### SUPPLIED MATERIAL
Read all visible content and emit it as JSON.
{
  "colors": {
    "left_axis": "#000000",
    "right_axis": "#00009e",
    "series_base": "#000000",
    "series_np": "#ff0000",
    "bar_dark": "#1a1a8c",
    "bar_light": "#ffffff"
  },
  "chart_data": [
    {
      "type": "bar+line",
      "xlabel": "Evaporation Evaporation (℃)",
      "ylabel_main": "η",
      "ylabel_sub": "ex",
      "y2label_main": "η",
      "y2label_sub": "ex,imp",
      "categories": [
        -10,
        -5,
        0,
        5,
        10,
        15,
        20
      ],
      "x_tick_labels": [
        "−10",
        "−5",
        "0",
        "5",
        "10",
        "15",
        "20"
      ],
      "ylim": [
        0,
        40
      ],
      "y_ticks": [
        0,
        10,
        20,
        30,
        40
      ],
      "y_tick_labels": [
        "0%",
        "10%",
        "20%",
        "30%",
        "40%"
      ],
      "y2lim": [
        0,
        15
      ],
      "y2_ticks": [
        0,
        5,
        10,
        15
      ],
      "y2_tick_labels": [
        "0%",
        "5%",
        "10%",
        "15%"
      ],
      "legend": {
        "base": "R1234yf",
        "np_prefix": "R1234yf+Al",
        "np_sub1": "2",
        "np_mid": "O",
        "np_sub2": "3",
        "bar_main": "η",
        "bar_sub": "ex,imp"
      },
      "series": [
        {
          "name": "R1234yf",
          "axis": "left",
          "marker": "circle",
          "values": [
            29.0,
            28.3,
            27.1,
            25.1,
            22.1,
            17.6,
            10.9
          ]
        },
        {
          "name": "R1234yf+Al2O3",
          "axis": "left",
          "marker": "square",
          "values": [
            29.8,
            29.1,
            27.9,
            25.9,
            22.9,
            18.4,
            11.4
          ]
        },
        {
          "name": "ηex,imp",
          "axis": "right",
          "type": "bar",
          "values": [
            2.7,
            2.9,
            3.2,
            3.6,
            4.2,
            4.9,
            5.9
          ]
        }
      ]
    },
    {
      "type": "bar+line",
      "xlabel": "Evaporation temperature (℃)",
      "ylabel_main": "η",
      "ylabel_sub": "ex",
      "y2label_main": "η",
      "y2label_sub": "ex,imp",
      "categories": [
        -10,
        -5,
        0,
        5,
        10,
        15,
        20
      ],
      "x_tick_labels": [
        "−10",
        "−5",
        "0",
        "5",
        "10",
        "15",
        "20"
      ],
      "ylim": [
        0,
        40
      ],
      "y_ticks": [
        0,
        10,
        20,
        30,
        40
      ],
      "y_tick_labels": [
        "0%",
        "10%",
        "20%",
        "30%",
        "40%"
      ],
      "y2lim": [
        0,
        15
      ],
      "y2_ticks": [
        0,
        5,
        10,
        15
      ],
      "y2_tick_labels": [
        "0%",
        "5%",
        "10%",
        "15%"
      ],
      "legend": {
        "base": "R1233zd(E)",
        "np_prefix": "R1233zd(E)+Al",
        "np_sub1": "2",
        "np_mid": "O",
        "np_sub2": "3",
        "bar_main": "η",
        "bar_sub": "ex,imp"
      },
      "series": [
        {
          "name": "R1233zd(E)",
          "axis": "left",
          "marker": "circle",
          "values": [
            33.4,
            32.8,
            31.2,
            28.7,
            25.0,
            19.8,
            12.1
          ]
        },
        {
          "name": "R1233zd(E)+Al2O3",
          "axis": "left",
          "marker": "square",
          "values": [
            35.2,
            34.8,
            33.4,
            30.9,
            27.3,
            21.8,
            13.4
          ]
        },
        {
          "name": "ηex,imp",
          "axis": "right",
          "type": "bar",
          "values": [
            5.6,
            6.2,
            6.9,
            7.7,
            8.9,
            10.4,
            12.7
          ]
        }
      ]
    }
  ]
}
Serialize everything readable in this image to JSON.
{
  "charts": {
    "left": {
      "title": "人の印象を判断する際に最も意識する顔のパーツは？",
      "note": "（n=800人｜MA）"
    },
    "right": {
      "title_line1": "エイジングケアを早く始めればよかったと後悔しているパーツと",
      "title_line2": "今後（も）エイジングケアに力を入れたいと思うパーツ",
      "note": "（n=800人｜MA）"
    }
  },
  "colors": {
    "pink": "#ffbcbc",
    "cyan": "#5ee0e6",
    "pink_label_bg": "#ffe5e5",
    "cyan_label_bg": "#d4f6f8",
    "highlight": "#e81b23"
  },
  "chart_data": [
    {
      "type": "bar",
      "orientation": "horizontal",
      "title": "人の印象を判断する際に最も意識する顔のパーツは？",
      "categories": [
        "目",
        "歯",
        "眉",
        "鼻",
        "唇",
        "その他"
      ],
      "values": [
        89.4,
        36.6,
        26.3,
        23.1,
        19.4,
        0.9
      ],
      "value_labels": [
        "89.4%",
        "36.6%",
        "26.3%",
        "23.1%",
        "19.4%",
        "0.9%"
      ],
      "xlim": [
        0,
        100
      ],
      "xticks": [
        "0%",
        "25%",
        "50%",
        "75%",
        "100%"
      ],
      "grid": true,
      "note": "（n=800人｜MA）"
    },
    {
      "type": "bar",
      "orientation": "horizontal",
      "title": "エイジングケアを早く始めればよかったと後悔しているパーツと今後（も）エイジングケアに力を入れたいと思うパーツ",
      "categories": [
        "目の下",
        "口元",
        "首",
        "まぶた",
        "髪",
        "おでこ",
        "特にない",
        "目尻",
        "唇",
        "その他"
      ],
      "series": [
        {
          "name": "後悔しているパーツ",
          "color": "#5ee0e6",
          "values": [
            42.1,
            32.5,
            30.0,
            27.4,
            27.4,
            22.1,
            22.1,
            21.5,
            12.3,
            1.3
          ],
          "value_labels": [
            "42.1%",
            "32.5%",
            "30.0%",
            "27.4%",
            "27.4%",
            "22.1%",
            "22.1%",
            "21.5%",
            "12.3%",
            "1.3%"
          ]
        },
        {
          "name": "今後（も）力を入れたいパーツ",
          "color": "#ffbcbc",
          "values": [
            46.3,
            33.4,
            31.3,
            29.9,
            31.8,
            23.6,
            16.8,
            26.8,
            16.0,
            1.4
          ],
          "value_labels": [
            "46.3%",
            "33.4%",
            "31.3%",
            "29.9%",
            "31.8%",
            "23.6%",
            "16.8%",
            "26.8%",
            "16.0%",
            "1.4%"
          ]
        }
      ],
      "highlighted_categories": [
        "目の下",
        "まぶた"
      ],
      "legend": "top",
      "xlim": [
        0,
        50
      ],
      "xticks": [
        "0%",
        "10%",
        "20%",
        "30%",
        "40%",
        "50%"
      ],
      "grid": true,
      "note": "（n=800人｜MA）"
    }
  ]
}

### WHAT IS NEEDED
Write out the whole listing again. Match it word for word.

### RESULT
Read all visible content and emit it as JSON.
{
  "colors": {
    "left_axis": "#000000",
    "right_axis": "#00009e",
    "series_base": "#000000",
    "series_np": "#ff0000",
    "bar_dark": "#1a1a8c",
    "bar_light": "#ffffff"
  },
  "chart_data": [
    {
      "type": "bar+line",
      "xlabel": "Evaporation Evaporation (℃)",
      "ylabel_main": "η",
      "ylabel_sub": "ex",
      "y2label_main": "η",
      "y2label_sub": "ex,imp",
      "categories": [
        -10,
        -5,
        0,
        5,
        10,
        15,
        20
      ],
      "x_tick_labels": [
        "−10",
        "−5",
        "0",
        "5",
        "10",
        "15",
        "20"
      ],
      "ylim": [
        0,
        40
      ],
      "y_ticks": [
        0,
        10,
        20,
        30,
        40
      ],
      "y_tick_labels": [
        "0%",
        "10%",
        "20%",
        "30%",
        "40%"
      ],
      "y2lim": [
        0,
        15
      ],
      "y2_ticks": [
        0,
        5,
        10,
        15
      ],
      "y2_tick_labels": [
        "0%",
        "5%",
        "10%",
        "15%"
      ],
      "legend": {
        "base": "R1234yf",
        "np_prefix": "R1234yf+Al",
        "np_sub1": "2",
        "np_mid": "O",
        "np_sub2": "3",
        "bar_main": "η",
        "bar_sub": "ex,imp"
      },
      "series": [
        {
          "name": "R1234yf",
          "axis": "left",
          "marker": "circle",
          "values": [
            29.0,
            28.3,
            27.1,
            25.1,
            22.1,
            17.6,
            10.9
          ]
        },
        {
          "name": "R1234yf+Al2O3",
          "axis": "left",
          "marker": "square",
          "values": [
            29.8,
            29.1,
            27.9,
            25.9,
            22.9,
            18.4,
            11.4
          ]
        },
        {
          "name": "ηex,imp",
          "axis": "right",
          "type": "bar",
          "values": [
            2.7,
            2.9,
            3.2,
            3.6,
            4.2,
            4.9,
            5.9
          ]
        }
      ]
    },
    {
      "type": "bar+line",
      "xlabel": "Evaporation temperature (℃)",
      "ylabel_main": "η",
      "ylabel_sub": "ex",
      "y2label_main": "η",
      "y2label_sub": "ex,imp",
      "categories": [
        -10,
        -5,
        0,
        5,
        10,
        15,
        20
      ],
      "x_tick_labels": [
        "−10",
        "−5",
        "0",
        "5",
        "10",
        "15",
        "20"
      ],
      "ylim": [
        0,
        40
      ],
      "y_ticks": [
        0,
        10,
        20,
        30,
        40
      ],
      "y_tick_labels": [
        "0%",
        "10%",
        "20%",
        "30%",
        "40%"
      ],
      "y2lim": [
        0,
        15
      ],
      "y2_ticks": [
        0,
        5,
        10,
        15
      ],
      "y2_tick_labels": [
        "0%",
        "5%",
        "10%",
        "15%"
      ],
      "legend": {
        "base": "R1233zd(E)",
        "np_prefix": "R1233zd(E)+Al",
        "np_sub1": "2",
        "np_mid": "O",
        "np_sub2": "3",
        "bar_main": "η",
        "bar_sub": "ex,imp"
      },
      "series": [
        {
          "name": "R1233zd(E)",
          "axis": "left",
          "marker": "circle",
          "values": [
            33.4,
            32.8,
            31.2,
            28.7,
            25.0,
            19.8,
            12.1
          ]
        },
        {
          "name": "R1233zd(E)+Al2O3",
          "axis": "left",
          "marker": "square",
          "values": [
            35.2,
            34.8,
            33.4,
            30.9,
            27.3,
            21.8,
            13.4
          ]
        },
        {
          "name": "ηex,imp",
          "axis": "right",
          "type": "bar",
          "values": [
            5.6,
            6.2,
            6.9,
            7.7,
            8.9,
            10.4,
            12.7
          ]
        }
      ]
    }
  ]
}
Serialize everything readable in this image to JSON.
{
  "charts": {
    "left": {
      "title": "人の印象を判断する際に最も意識する顔のパーツは？",
      "note": "（n=800人｜MA）"
    },
    "right": {
      "title_line1": "エイジングケアを早く始めればよかったと後悔しているパーツと",
      "title_line2": "今後（も）エイジングケアに力を入れたいと思うパーツ",
      "note": "（n=800人｜MA）"
    }
  },
  "colors": {
    "pink": "#ffbcbc",
    "cyan": "#5ee0e6",
    "pink_label_bg": "#ffe5e5",
    "cyan_label_bg": "#d4f6f8",
    "highlight": "#e81b23"
  },
  "chart_data": [
    {
      "type": "bar",
      "orientation": "horizontal",
      "title": "人の印象を判断する際に最も意識する顔のパーツは？",
      "categories": [
        "目",
        "歯",
        "眉",
        "鼻",
        "唇",
        "その他"
      ],
      "values": [
        89.4,
        36.6,
        26.3,
        23.1,
        19.4,
        0.9
      ],
      "value_labels": [
        "89.4%",
        "36.6%",
        "26.3%",
        "23.1%",
        "19.4%",
        "0.9%"
      ],
      "xlim": [
        0,
        100
      ],
      "xticks": [
        "0%",
        "25%",
        "50%",
        "75%",
        "100%"
      ],
      "grid": true,
      "note": "（n=800人｜MA）"
    },
    {
      "type": "bar",
      "orientation": "horizontal",
      "title": "エイジングケアを早く始めればよかったと後悔しているパーツと今後（も）エイジングケアに力を入れたいと思うパーツ",
      "categories": [
        "目の下",
        "口元",
        "首",
        "まぶた",
        "髪",
        "おでこ",
        "特にない",
        "目尻",
        "唇",
        "その他"
      ],
      "series": [
        {
          "name": "後悔しているパーツ",
          "color": "#5ee0e6",
          "values": [
            42.1,
            32.5,
            30.0,
            27.4,
            27.4,
            22.1,
            22.1,
            21.5,
            12.3,
            1.3
          ],
          "value_labels": [
            "42.1%",
            "32.5%",
            "30.0%",
            "27.4%",
            "27.4%",
            "22.1%",
            "22.1%",
            "21.5%",
            "12.3%",
            "1.3%"
          ]
        },
        {
          "name": "今後（も）力を入れたいパーツ",
          "color": "#ffbcbc",
          "values": [
            46.3,
            33.4,
            31.3,
            29.9,
            31.8,
            23.6,
            16.8,
            26.8,
            16.0,
            1.4
          ],
          "value_labels": [
            "46.3%",
            "33.4%",
            "31.3%",
            "29.9%",
            "31.8%",
            "23.6%",
            "16.8%",
            "26.8%",
            "16.0%",
            "1.4%"
          ]
        }
      ],
      "highlighted_categories": [
        "目の下",
        "まぶた"
      ],
      "legend": "top",
      "xlim": [
        0,
        50
      ],
      "xticks": [
        "0%",
        "10%",
        "20%",
        "30%",
        "40%",
        "50%"
      ],
      "grid": true,
      "note": "（n=800人｜MA）"
    }
  ]
}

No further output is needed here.